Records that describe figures

□ □ □ □

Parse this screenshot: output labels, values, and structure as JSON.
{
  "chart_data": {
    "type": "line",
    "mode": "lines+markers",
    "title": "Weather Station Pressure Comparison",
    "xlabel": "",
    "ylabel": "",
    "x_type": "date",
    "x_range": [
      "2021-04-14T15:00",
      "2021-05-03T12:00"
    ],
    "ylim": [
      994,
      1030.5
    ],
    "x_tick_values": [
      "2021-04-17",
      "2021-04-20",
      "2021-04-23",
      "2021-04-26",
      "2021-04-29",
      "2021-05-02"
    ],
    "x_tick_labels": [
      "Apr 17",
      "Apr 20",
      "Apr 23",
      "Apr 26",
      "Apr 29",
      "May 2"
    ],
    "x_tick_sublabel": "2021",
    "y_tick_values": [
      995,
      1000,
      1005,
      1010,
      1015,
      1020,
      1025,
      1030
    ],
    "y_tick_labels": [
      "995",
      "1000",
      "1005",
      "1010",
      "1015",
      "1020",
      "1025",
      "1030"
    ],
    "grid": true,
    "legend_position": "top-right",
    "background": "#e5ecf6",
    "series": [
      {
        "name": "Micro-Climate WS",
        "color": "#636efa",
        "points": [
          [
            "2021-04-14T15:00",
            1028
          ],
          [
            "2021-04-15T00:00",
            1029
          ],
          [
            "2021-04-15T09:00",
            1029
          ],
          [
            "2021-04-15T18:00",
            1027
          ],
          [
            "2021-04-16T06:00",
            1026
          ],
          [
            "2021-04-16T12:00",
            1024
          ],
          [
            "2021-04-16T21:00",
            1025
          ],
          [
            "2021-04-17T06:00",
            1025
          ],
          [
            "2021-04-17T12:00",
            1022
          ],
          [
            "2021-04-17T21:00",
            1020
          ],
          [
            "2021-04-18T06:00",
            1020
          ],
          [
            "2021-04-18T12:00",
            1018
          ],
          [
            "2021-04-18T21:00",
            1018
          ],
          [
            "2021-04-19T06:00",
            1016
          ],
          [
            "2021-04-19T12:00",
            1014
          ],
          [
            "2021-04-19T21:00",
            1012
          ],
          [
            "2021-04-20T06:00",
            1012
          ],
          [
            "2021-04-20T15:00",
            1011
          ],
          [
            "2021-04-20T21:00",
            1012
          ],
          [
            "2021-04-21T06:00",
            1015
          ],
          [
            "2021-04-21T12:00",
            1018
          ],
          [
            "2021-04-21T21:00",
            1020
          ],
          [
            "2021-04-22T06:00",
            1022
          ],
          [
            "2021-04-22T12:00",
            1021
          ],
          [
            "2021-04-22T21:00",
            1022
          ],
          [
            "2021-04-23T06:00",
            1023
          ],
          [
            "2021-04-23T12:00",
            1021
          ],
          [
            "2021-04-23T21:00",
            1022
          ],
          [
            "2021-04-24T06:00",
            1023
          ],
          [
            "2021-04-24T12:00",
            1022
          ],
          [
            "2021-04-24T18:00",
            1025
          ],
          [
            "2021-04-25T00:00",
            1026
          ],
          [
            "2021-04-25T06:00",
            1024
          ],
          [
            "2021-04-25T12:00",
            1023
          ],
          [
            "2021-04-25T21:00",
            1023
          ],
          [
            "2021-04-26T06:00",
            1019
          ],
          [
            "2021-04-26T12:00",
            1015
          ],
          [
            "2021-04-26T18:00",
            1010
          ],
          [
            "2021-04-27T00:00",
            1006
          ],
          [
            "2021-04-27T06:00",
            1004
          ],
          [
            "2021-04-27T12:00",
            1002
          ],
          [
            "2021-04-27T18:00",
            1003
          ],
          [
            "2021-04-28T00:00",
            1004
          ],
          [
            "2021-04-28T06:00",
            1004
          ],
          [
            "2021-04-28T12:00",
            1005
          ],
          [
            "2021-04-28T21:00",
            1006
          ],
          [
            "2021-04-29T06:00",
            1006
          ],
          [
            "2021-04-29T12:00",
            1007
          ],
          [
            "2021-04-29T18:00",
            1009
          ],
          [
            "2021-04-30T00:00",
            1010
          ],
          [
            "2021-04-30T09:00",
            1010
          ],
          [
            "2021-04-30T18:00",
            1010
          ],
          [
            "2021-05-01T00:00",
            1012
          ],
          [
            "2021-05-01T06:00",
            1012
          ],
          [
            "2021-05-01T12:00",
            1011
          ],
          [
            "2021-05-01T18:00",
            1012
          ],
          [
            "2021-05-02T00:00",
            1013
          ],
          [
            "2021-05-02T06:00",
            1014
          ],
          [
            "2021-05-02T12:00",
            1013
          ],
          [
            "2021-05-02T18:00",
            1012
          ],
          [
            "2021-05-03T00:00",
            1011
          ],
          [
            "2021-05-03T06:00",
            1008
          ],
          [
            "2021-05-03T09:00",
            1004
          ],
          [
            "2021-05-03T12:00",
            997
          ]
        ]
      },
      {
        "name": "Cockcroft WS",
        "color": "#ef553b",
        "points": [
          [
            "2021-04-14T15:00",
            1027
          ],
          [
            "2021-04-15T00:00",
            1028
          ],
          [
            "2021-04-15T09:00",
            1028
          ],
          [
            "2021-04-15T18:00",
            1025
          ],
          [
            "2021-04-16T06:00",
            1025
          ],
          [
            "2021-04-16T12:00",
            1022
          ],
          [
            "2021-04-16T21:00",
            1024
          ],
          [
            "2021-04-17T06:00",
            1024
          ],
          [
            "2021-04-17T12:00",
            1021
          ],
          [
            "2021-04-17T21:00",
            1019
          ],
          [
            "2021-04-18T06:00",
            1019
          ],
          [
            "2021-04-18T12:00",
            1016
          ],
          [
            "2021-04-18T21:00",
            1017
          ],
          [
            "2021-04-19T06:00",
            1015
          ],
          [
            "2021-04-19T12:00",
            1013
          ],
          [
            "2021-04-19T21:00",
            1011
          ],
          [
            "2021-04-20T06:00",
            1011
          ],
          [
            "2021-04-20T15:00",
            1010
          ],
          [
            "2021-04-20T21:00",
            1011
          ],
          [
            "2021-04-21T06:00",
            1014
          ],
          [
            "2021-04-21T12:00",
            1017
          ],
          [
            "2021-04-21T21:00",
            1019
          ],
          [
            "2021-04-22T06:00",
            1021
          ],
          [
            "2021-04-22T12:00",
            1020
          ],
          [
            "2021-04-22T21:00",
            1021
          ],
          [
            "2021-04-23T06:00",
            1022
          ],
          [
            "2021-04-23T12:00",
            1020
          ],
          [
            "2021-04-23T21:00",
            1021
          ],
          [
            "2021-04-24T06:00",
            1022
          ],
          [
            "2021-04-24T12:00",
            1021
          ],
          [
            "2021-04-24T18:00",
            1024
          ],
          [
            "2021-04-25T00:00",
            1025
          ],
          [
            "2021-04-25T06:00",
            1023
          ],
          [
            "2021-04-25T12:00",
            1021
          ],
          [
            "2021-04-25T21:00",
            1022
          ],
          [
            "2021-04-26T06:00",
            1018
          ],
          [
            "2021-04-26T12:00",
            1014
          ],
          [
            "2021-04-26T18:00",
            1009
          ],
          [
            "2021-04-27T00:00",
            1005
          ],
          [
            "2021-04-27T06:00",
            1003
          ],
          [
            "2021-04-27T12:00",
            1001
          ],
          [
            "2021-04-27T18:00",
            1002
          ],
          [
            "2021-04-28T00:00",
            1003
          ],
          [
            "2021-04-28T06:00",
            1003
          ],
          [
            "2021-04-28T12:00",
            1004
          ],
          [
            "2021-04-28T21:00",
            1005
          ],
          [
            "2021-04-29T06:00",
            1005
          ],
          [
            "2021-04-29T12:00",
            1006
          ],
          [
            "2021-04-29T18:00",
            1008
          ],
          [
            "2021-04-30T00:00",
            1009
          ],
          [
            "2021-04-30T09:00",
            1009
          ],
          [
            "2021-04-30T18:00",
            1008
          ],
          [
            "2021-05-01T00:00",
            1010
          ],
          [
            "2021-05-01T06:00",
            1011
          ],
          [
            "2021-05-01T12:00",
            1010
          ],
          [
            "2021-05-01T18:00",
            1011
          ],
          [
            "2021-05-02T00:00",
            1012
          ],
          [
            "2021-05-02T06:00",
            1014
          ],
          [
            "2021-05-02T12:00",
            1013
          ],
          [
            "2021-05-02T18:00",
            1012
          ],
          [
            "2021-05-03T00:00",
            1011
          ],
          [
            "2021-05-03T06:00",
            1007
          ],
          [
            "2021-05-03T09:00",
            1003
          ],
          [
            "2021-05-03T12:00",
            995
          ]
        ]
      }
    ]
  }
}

□ □ □ □

[Task statement]:
Extract all lines of the records above that include "name".

[Solved exercise]:
        "name": "Micro-Climate WS",
        "name": "Cockcroft WS",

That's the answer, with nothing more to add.